In the entries below, find the lines that contain the word "chevron" and copy them.

▸ Dataset items:

** Start **

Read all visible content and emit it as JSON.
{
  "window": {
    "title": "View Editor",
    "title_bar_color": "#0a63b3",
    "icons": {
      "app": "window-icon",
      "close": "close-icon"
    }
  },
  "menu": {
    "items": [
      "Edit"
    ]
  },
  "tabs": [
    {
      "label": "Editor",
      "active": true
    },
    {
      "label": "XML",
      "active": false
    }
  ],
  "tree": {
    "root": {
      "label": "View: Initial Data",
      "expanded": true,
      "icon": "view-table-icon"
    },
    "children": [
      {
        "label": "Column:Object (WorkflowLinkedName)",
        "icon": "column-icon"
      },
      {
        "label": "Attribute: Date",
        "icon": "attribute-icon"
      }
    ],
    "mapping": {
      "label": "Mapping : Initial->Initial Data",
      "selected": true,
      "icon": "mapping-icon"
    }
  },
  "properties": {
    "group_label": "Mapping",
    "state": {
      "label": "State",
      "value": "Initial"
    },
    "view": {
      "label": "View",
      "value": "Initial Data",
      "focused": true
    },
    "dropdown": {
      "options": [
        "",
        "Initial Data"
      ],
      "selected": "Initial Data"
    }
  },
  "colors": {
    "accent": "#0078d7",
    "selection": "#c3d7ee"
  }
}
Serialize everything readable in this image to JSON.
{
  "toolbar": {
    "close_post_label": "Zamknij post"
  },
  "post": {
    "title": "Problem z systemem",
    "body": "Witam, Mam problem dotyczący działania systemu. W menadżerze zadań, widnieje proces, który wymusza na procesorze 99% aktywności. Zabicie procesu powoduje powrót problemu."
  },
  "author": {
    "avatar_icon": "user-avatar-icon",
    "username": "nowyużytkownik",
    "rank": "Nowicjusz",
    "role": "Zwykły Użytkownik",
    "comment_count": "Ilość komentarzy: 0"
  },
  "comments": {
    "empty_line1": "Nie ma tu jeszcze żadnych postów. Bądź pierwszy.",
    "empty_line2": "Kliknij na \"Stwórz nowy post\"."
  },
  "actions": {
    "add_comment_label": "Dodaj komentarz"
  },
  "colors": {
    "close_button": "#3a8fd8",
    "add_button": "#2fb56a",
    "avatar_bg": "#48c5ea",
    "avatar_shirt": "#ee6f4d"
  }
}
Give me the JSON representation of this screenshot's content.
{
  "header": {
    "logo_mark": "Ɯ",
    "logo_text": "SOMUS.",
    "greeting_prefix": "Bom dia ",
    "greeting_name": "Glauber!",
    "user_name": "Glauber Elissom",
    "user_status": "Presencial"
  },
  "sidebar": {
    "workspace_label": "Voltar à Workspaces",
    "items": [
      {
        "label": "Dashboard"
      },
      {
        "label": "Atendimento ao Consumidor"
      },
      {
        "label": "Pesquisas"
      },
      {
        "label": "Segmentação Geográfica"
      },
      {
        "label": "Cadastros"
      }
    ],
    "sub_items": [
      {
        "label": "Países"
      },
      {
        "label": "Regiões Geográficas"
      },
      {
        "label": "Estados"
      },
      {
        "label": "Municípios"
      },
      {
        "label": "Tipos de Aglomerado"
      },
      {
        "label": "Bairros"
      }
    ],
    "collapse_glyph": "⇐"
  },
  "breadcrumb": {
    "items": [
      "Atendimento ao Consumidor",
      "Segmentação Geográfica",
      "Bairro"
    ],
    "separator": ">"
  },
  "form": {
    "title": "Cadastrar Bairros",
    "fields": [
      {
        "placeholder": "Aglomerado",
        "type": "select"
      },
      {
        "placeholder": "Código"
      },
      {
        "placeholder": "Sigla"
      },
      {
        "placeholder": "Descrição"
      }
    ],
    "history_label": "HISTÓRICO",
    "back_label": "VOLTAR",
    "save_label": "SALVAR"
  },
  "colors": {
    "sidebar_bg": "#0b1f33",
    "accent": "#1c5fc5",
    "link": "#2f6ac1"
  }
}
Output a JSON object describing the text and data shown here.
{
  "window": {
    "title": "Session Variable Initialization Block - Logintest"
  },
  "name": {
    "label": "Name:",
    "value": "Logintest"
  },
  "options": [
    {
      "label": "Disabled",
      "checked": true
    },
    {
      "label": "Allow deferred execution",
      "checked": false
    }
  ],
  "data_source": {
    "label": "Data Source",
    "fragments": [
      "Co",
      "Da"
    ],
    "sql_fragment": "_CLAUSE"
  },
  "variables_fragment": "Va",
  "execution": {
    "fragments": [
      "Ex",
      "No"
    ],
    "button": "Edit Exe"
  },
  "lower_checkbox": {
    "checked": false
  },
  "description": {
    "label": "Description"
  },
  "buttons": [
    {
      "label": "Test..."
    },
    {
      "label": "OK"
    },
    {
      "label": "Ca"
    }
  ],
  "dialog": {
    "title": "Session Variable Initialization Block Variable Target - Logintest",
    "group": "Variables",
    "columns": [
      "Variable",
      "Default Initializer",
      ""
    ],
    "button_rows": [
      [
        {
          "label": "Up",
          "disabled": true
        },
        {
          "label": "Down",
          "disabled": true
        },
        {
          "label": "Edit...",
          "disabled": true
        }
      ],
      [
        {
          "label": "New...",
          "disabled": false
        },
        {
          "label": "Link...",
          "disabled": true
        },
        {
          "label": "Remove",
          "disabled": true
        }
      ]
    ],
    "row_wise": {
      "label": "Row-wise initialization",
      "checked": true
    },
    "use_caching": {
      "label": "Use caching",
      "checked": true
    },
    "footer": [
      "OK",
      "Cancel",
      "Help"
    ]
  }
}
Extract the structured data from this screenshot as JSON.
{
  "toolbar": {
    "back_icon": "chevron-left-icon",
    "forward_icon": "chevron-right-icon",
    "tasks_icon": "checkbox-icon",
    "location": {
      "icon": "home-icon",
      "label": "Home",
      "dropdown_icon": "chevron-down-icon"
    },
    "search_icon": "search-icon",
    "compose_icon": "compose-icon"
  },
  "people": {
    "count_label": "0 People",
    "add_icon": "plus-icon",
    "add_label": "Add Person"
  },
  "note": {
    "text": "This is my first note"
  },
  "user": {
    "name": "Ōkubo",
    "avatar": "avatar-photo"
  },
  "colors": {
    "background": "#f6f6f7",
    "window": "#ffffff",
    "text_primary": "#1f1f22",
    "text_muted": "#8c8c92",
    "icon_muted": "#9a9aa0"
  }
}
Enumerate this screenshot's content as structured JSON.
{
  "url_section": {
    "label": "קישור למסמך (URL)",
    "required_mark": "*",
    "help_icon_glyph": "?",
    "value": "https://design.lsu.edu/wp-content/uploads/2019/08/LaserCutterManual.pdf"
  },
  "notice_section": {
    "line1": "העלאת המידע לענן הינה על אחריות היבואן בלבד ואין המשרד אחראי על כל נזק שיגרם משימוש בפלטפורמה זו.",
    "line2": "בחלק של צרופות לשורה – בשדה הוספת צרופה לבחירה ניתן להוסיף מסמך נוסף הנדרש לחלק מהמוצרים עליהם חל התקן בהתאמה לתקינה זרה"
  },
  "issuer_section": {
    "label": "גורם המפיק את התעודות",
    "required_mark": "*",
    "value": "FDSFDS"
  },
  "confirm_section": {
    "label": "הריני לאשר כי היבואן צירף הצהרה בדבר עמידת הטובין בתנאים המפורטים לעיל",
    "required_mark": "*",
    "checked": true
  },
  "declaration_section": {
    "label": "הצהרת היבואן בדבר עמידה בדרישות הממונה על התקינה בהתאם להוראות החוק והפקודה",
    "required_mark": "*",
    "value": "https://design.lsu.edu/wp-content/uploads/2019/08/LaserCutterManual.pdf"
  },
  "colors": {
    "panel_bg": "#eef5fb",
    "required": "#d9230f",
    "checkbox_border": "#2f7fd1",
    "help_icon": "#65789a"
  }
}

** End **

▸ RESULT:
    "back_icon": "chevron-left-icon",
    "forward_icon": "chevron-right-icon",
      "dropdown_icon": "chevron-down-icon"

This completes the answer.